**Provided material:**
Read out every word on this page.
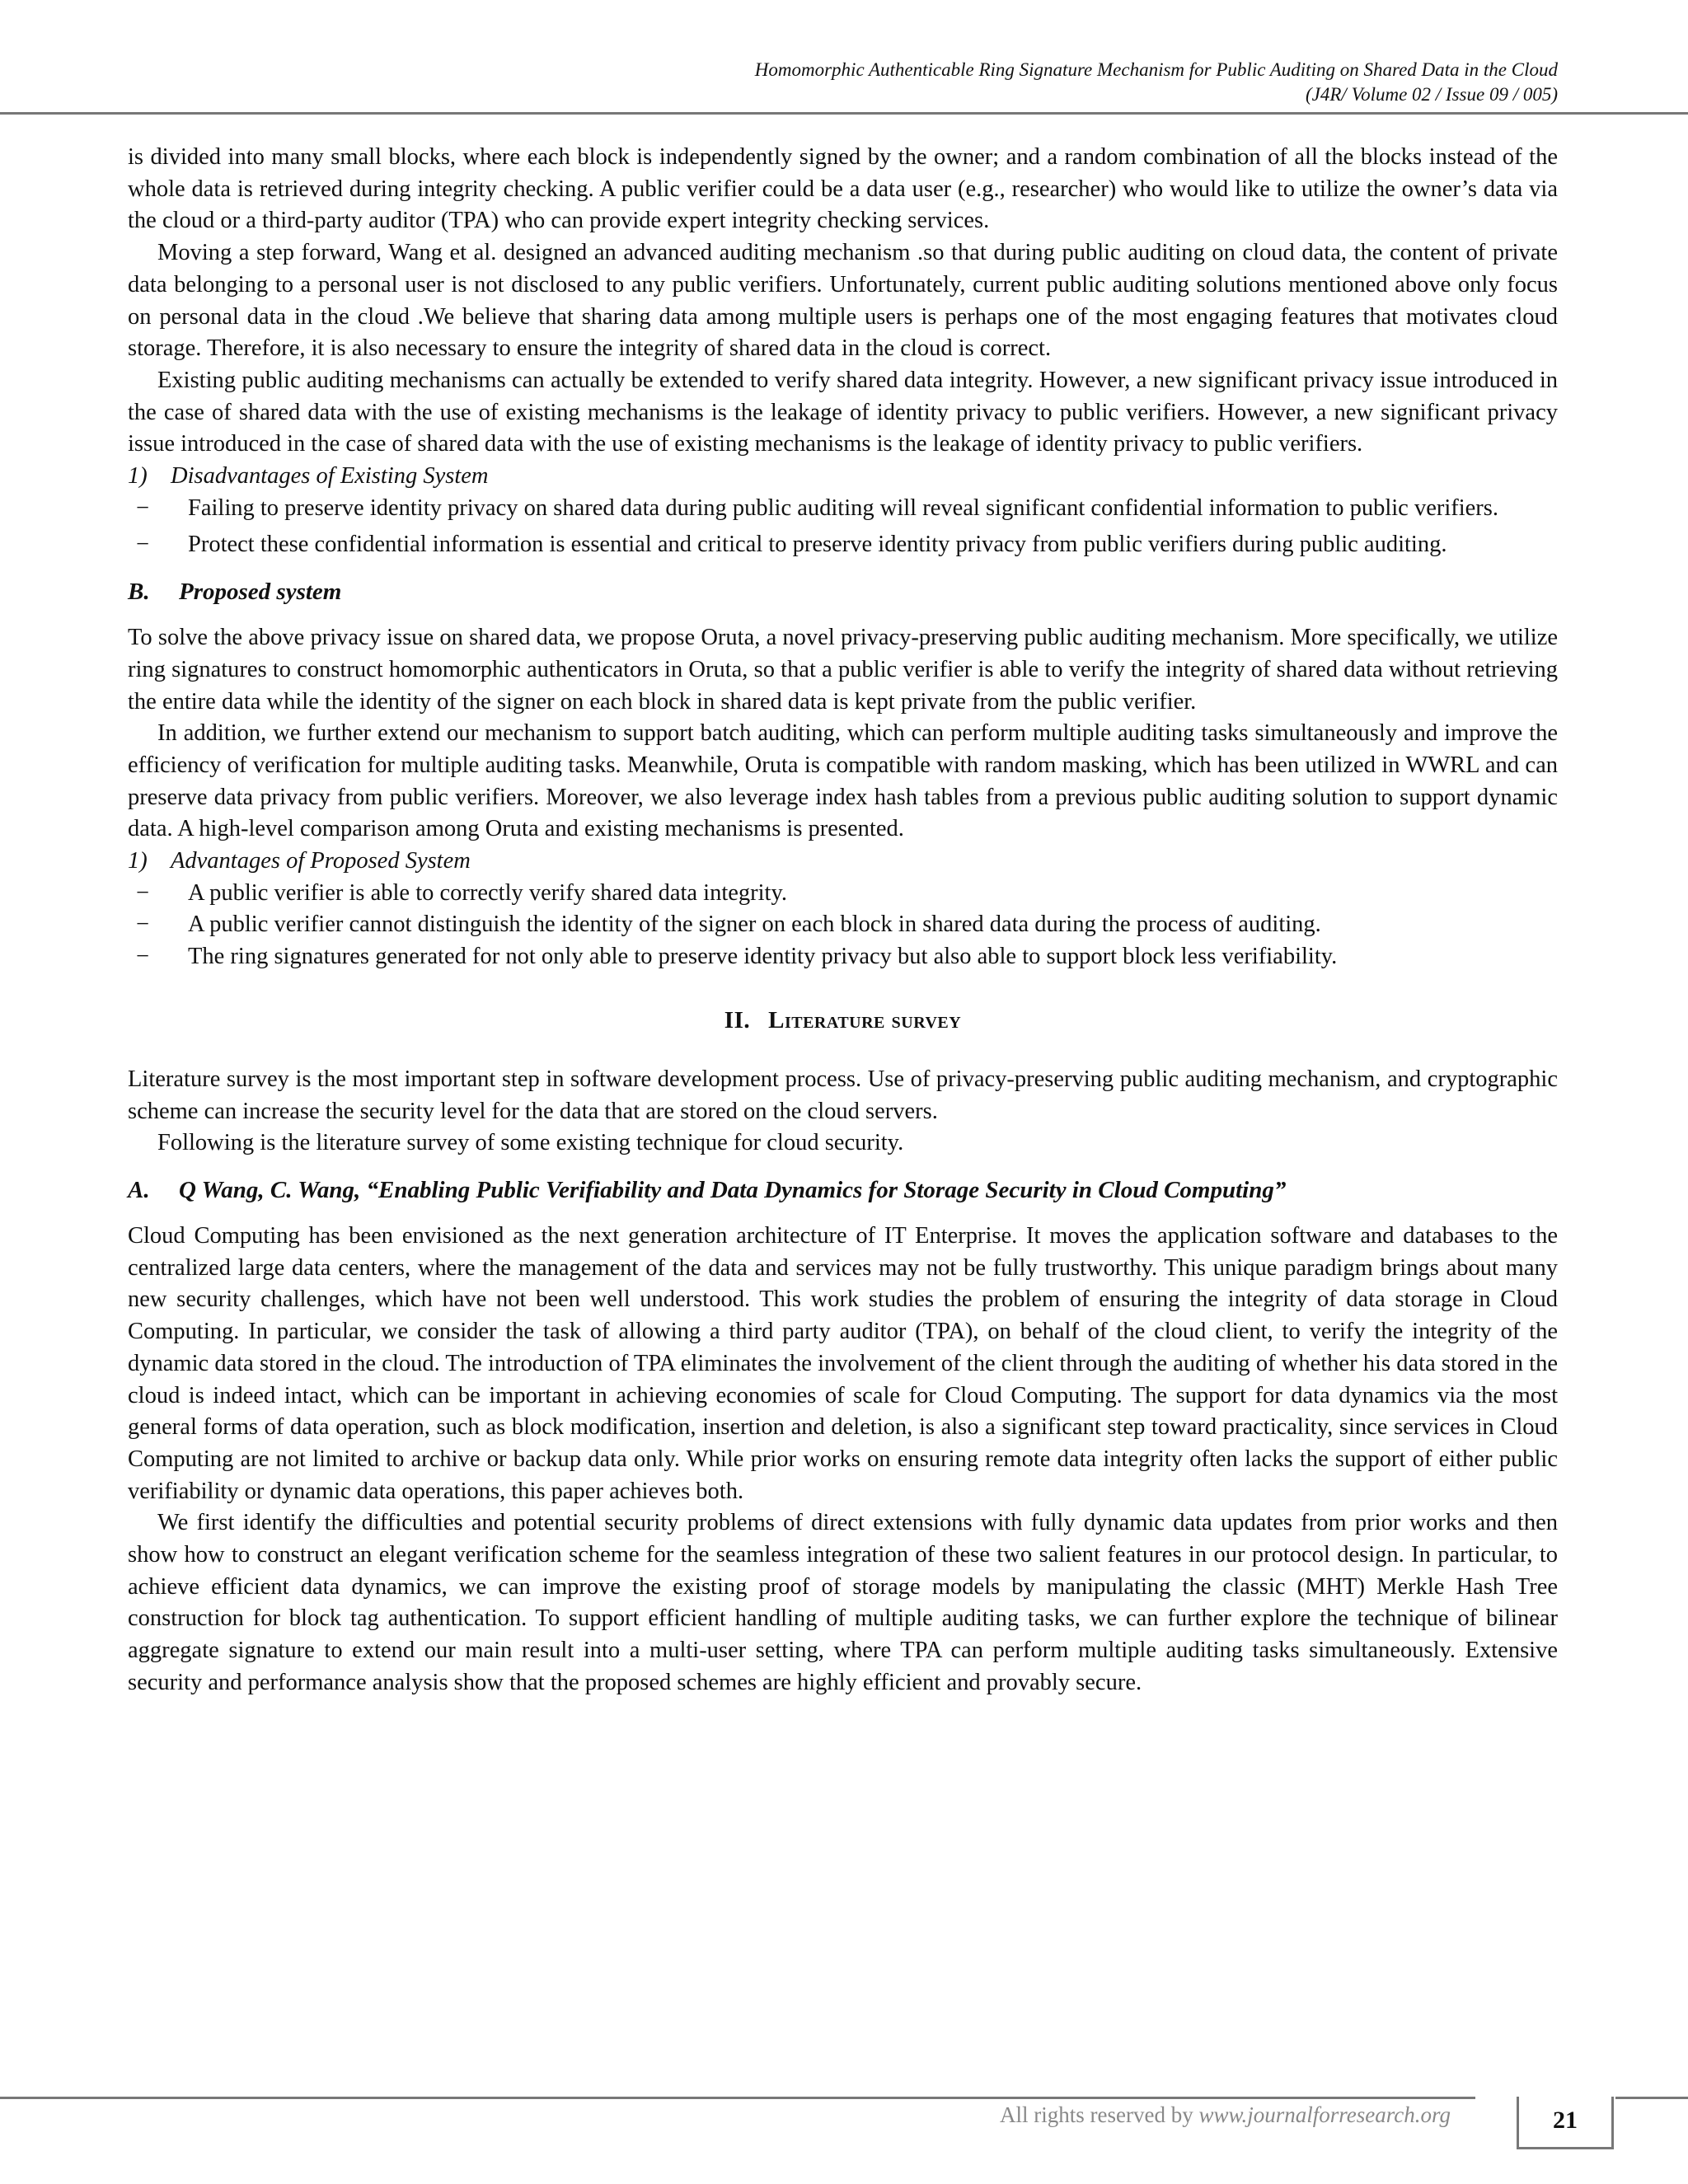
Homomorphic Authenticable Ring Signature Mechanism for Public Auditing on Shared Data in the Cloud
(J4R/ Volume 02 / Issue 09 / 005)

is divided into many small blocks, where each block is independently signed by the owner; and a random combination of all the blocks instead of the whole data is retrieved during integrity checking. A public verifier could be a data user (e.g., researcher) who would like to utilize the owner’s data via the cloud or a third-party auditor (TPA) who can provide expert integrity checking services.

Moving a step forward, Wang et al. designed an advanced auditing mechanism .so that during public auditing on cloud data, the content of private data belonging to a personal user is not disclosed to any public verifiers. Unfortunately, current public auditing solutions mentioned above only focus on personal data in the cloud .We believe that sharing data among multiple users is perhaps one of the most engaging features that motivates cloud storage. Therefore, it is also necessary to ensure the integrity of shared data in the cloud is correct.

Existing public auditing mechanisms can actually be extended to verify shared data integrity. However, a new significant privacy issue introduced in the case of shared data with the use of existing mechanisms is the leakage of identity privacy to public verifiers. However, a new significant privacy issue introduced in the case of shared data with the use of existing mechanisms is the leakage of identity privacy to public verifiers.

1) Disadvantages of Existing System
− Failing to preserve identity privacy on shared data during public auditing will reveal significant confidential information to public verifiers.
− Protect these confidential information is essential and critical to preserve identity privacy from public verifiers during public auditing.
B. Proposed system

To solve the above privacy issue on shared data, we propose Oruta, a novel privacy-preserving public auditing mechanism. More specifically, we utilize ring signatures to construct homomorphic authenticators in Oruta, so that a public verifier is able to verify the integrity of shared data without retrieving the entire data while the identity of the signer on each block in shared data is kept private from the public verifier.

In addition, we further extend our mechanism to support batch auditing, which can perform multiple auditing tasks simultaneously and improve the efficiency of verification for multiple auditing tasks. Meanwhile, Oruta is compatible with random masking, which has been utilized in WWRL and can preserve data privacy from public verifiers. Moreover, we also leverage index hash tables from a previous public auditing solution to support dynamic data. A high-level comparison among Oruta and existing mechanisms is presented.

1) Advantages of Proposed System
− A public verifier is able to correctly verify shared data integrity.
− A public verifier cannot distinguish the identity of the signer on each block in shared data during the process of auditing.
− The ring signatures generated for not only able to preserve identity privacy but also able to support block less verifiability.
II. Literature survey

Literature survey is the most important step in software development process. Use of privacy-preserving public auditing mechanism, and cryptographic scheme can increase the security level for the data that are stored on the cloud servers.

Following is the literature survey of some existing technique for cloud security.

A. Q Wang, C. Wang, “Enabling Public Verifiability and Data Dynamics for Storage Security in Cloud Computing”

Cloud Computing has been envisioned as the next generation architecture of IT Enterprise. It moves the application software and databases to the centralized large data centers, where the management of the data and services may not be fully trustworthy. This unique paradigm brings about many new security challenges, which have not been well understood. This work studies the problem of ensuring the integrity of data storage in Cloud Computing. In particular, we consider the task of allowing a third party auditor (TPA), on behalf of the cloud client, to verify the integrity of the dynamic data stored in the cloud. The introduction of TPA eliminates the involvement of the client through the auditing of whether his data stored in the cloud is indeed intact, which can be important in achieving economies of scale for Cloud Computing. The support for data dynamics via the most general forms of data operation, such as block modification, insertion and deletion, is also a significant step toward practicality, since services in Cloud Computing are not limited to archive or backup data only. While prior works on ensuring remote data integrity often lacks the support of either public verifiability or dynamic data operations, this paper achieves both.

We first identify the difficulties and potential security problems of direct extensions with fully dynamic data updates from prior works and then show how to construct an elegant verification scheme for the seamless integration of these two salient features in our protocol design. In particular, to achieve efficient data dynamics, we can improve the existing proof of storage models by manipulating the classic (MHT) Merkle Hash Tree construction for block tag authentication. To support efficient handling of multiple auditing tasks, we can further explore the technique of bilinear aggregate signature to extend our main result into a multi-user setting, where TPA can perform multiple auditing tasks simultaneously. Extensive security and performance analysis show that the proposed schemes are highly efficient and provably secure.

All rights reserved by www.journalforresearch.org	21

**What is expected:** Search the preceding listing for the word "Computing" and pull out every line that holds it.

**Exercise solution:**
A. Q Wang, C. Wang, “Enabling Public Verifiability and Data Dynamics for Storage Security in Cloud Computing”
Cloud Computing has been envisioned as the next generation architecture of IT Enterprise. It moves the application software and databases to the centralized large data centers, where the management of the data and services may not be fully trustworthy. This unique paradigm brings about many new security challenges, which have not been well understood. This work studies the problem of ensuring the integrity of data storage in Cloud Computing. In particular, we consider the task of allowing a third party auditor (TPA), on behalf of the cloud client, to verify the integrity of the dynamic data stored in the cloud. The introduction of TPA eliminates the involvement of the client through the auditing of whether his data stored in the cloud is indeed intact, which can be important in achieving economies of scale for Cloud Computing. The support for data dynamics via the most general forms of data operation, such as block modification, insertion and deletion, is also a significant step toward practicality, since services in Cloud Computing are not limited to archive or backup data only. While prior works on ensuring remote data integrity often lacks the support of either public verifiability or dynamic data operations, this paper achieves both.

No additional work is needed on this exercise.